* [Task details] All of the records listed below should be retyped exactly.

* [Given information]
....

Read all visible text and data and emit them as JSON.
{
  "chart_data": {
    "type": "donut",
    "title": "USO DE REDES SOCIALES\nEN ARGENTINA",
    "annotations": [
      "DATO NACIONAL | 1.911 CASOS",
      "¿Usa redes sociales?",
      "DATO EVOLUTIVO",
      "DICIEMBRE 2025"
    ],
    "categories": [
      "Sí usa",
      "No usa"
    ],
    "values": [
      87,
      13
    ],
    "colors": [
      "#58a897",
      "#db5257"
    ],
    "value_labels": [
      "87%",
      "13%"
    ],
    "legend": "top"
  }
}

....

* [The result]
Read all visible text and data and emit them as JSON.
{
  "chart_data": {
    "type": "donut",
    "title": "USO DE REDES SOCIALES\nEN ARGENTINA",
    "annotations": [
      "DATO NACIONAL | 1.911 CASOS",
      "¿Usa redes sociales?",
      "DATO EVOLUTIVO",
      "DICIEMBRE 2025"
    ],
    "categories": [
      "Sí usa",
      "No usa"
    ],
    "values": [
      87,
      13
    ],
    "colors": [
      "#58a897",
      "#db5257"
    ],
    "value_labels": [
      "87%",
      "13%"
    ],
    "legend": "top"
  }
}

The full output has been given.